[GIVEN INSTRUCTION]: Extract the lines that carry the string "grid" from the listing.

[DATASET RECORDS]:
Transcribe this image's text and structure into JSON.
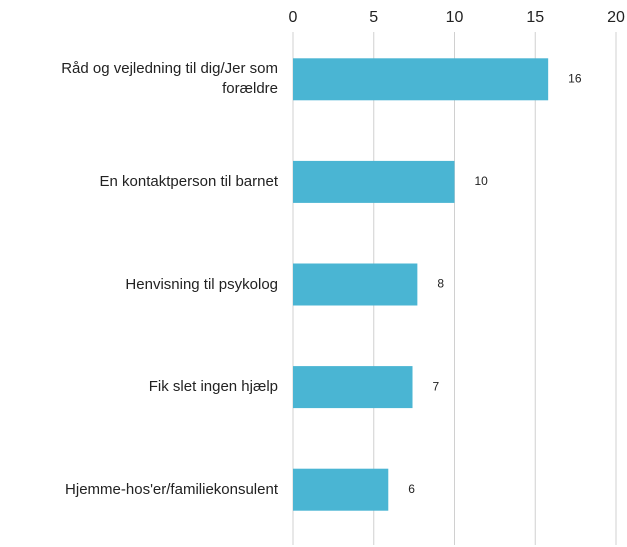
{
  "chart_data": {
    "type": "bar",
    "orientation": "horizontal",
    "categories": [
      "Råd og vejledning til dig/Jer som forældre",
      "En kontaktperson til barnet",
      "Henvisning til psykolog",
      "Fik slet ingen hjælp",
      "Hjemme-hos'er/familiekonsulent"
    ],
    "values": [
      15.8,
      10,
      7.7,
      7.4,
      5.9
    ],
    "value_labels": [
      "16",
      "10",
      "8",
      "7",
      "6"
    ],
    "color": "#4ab5d3",
    "xlim": [
      0,
      20
    ],
    "xticks": [
      0,
      5,
      10,
      15,
      20
    ],
    "grid": true
  }
}
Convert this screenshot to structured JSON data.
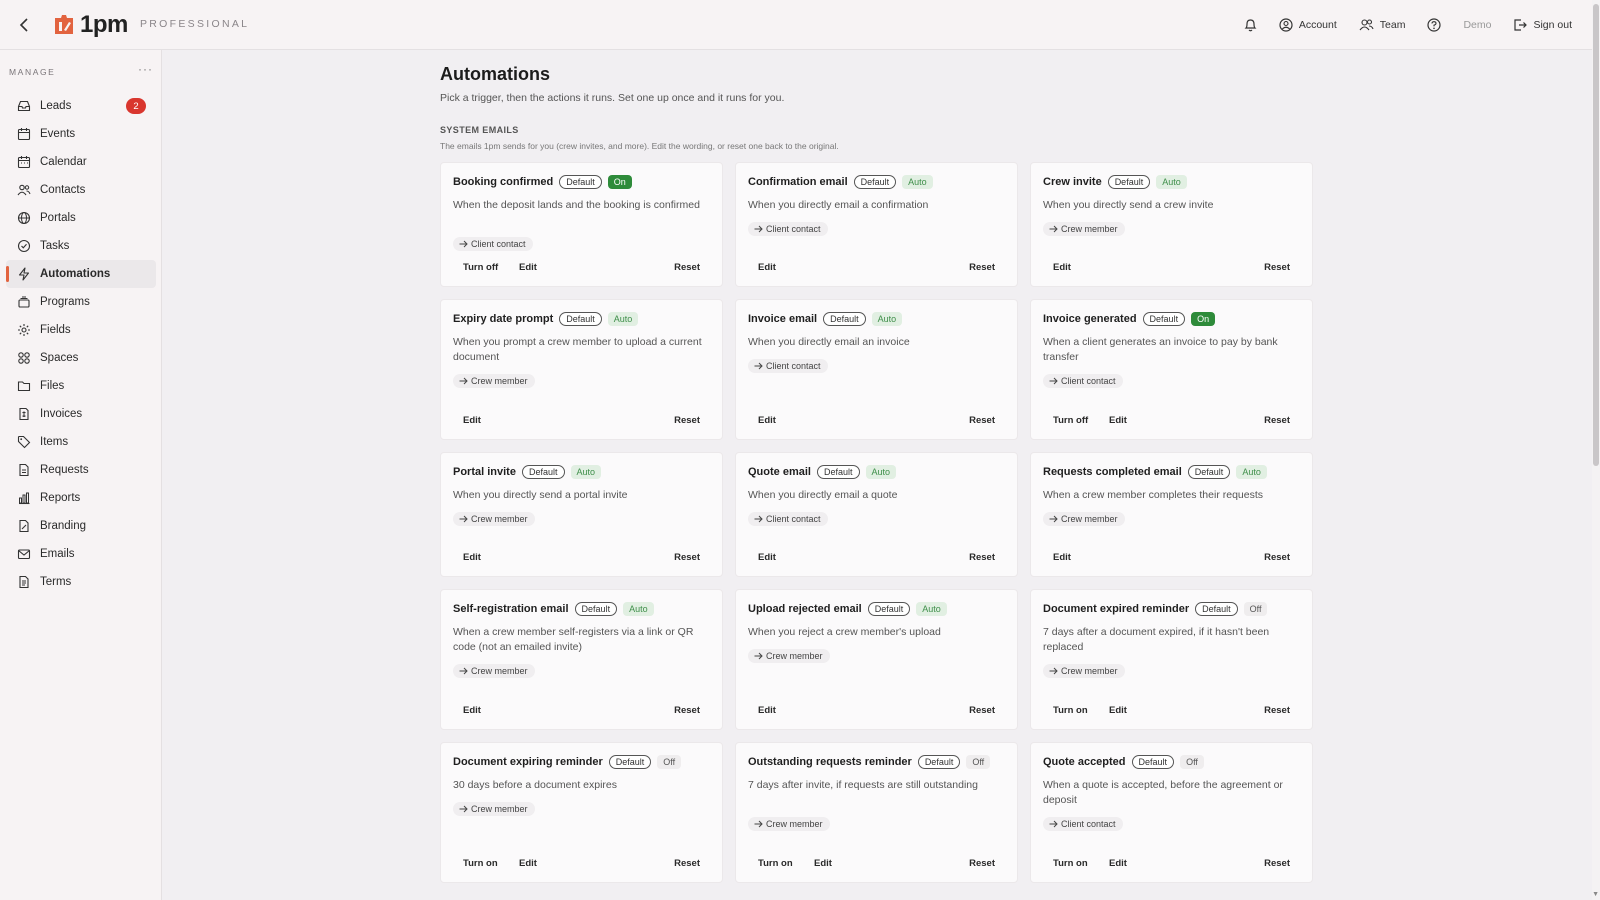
{
  "topbar": {
    "logo_text": "1pm",
    "plan": "PROFESSIONAL",
    "account": "Account",
    "team": "Team",
    "demo": "Demo",
    "sign_out": "Sign out"
  },
  "sidebar": {
    "section": "MANAGE",
    "more": "···",
    "items": [
      {
        "label": "Leads",
        "icon": "inbox-icon",
        "badge": "2"
      },
      {
        "label": "Events",
        "icon": "calendar-icon"
      },
      {
        "label": "Calendar",
        "icon": "calendar-grid-icon"
      },
      {
        "label": "Contacts",
        "icon": "contacts-icon"
      },
      {
        "label": "Portals",
        "icon": "globe-icon"
      },
      {
        "label": "Tasks",
        "icon": "check-circle-icon"
      },
      {
        "label": "Automations",
        "icon": "bolt-icon",
        "active": true
      },
      {
        "label": "Programs",
        "icon": "layers-icon"
      },
      {
        "label": "Fields",
        "icon": "gear-icon"
      },
      {
        "label": "Spaces",
        "icon": "grid-icon"
      },
      {
        "label": "Files",
        "icon": "folder-icon"
      },
      {
        "label": "Invoices",
        "icon": "invoice-icon"
      },
      {
        "label": "Items",
        "icon": "tag-icon"
      },
      {
        "label": "Requests",
        "icon": "document-icon"
      },
      {
        "label": "Reports",
        "icon": "bar-chart-icon"
      },
      {
        "label": "Branding",
        "icon": "brush-icon"
      },
      {
        "label": "Emails",
        "icon": "mail-icon"
      },
      {
        "label": "Terms",
        "icon": "file-text-icon"
      }
    ]
  },
  "main": {
    "title": "Automations",
    "subtitle": "Pick a trigger, then the actions it runs. Set one up once and it runs for you.",
    "section_title": "SYSTEM EMAILS",
    "section_subtitle": "The emails 1pm sends for you (crew invites, and more). Edit the wording, or reset one back to the original.",
    "cards": [
      {
        "title": "Booking confirmed",
        "default": "Default",
        "status": "On",
        "status_type": "on",
        "desc": "When the deposit lands and the booking is confirmed",
        "recipient": "Client contact",
        "actions": [
          "Turn off",
          "Edit"
        ],
        "reset": "Reset"
      },
      {
        "title": "Confirmation email",
        "default": "Default",
        "status": "Auto",
        "status_type": "auto",
        "desc": "When you directly email a confirmation",
        "recipient": "Client contact",
        "actions": [
          "Edit"
        ],
        "reset": "Reset"
      },
      {
        "title": "Crew invite",
        "default": "Default",
        "status": "Auto",
        "status_type": "auto",
        "desc": "When you directly send a crew invite",
        "recipient": "Crew member",
        "actions": [
          "Edit"
        ],
        "reset": "Reset"
      },
      {
        "title": "Expiry date prompt",
        "default": "Default",
        "status": "Auto",
        "status_type": "auto",
        "desc": "When you prompt a crew member to upload a current document",
        "recipient": "Crew member",
        "actions": [
          "Edit"
        ],
        "reset": "Reset"
      },
      {
        "title": "Invoice email",
        "default": "Default",
        "status": "Auto",
        "status_type": "auto",
        "desc": "When you directly email an invoice",
        "recipient": "Client contact",
        "actions": [
          "Edit"
        ],
        "reset": "Reset"
      },
      {
        "title": "Invoice generated",
        "default": "Default",
        "status": "On",
        "status_type": "on",
        "desc": "When a client generates an invoice to pay by bank transfer",
        "recipient": "Client contact",
        "actions": [
          "Turn off",
          "Edit"
        ],
        "reset": "Reset"
      },
      {
        "title": "Portal invite",
        "default": "Default",
        "status": "Auto",
        "status_type": "auto",
        "desc": "When you directly send a portal invite",
        "recipient": "Crew member",
        "actions": [
          "Edit"
        ],
        "reset": "Reset"
      },
      {
        "title": "Quote email",
        "default": "Default",
        "status": "Auto",
        "status_type": "auto",
        "desc": "When you directly email a quote",
        "recipient": "Client contact",
        "actions": [
          "Edit"
        ],
        "reset": "Reset"
      },
      {
        "title": "Requests completed email",
        "default": "Default",
        "status": "Auto",
        "status_type": "auto",
        "desc": "When a crew member completes their requests",
        "recipient": "Crew member",
        "actions": [
          "Edit"
        ],
        "reset": "Reset"
      },
      {
        "title": "Self-registration email",
        "default": "Default",
        "status": "Auto",
        "status_type": "auto",
        "desc": "When a crew member self-registers via a link or QR code (not an emailed invite)",
        "recipient": "Crew member",
        "actions": [
          "Edit"
        ],
        "reset": "Reset"
      },
      {
        "title": "Upload rejected email",
        "default": "Default",
        "status": "Auto",
        "status_type": "auto",
        "desc": "When you reject a crew member's upload",
        "recipient": "Crew member",
        "actions": [
          "Edit"
        ],
        "reset": "Reset"
      },
      {
        "title": "Document expired reminder",
        "default": "Default",
        "status": "Off",
        "status_type": "off",
        "desc": "7 days after a document expired, if it hasn't been replaced",
        "recipient": "Crew member",
        "actions": [
          "Turn on",
          "Edit"
        ],
        "reset": "Reset"
      },
      {
        "title": "Document expiring reminder",
        "default": "Default",
        "status": "Off",
        "status_type": "off",
        "desc": "30 days before a document expires",
        "recipient": "Crew member",
        "actions": [
          "Turn on",
          "Edit"
        ],
        "reset": "Reset"
      },
      {
        "title": "Outstanding requests reminder",
        "default": "Default",
        "status": "Off",
        "status_type": "off",
        "desc": "7 days after invite, if requests are still outstanding",
        "recipient": "Crew member",
        "actions": [
          "Turn on",
          "Edit"
        ],
        "reset": "Reset"
      },
      {
        "title": "Quote accepted",
        "default": "Default",
        "status": "Off",
        "status_type": "off",
        "desc": "When a quote is accepted, before the agreement or deposit",
        "recipient": "Client contact",
        "actions": [
          "Turn on",
          "Edit"
        ],
        "reset": "Reset"
      }
    ]
  }
}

[COMPLETE ANSWER]:
    "grid": true
        "icon": "calendar-grid-icon"
        "icon": "grid-icon"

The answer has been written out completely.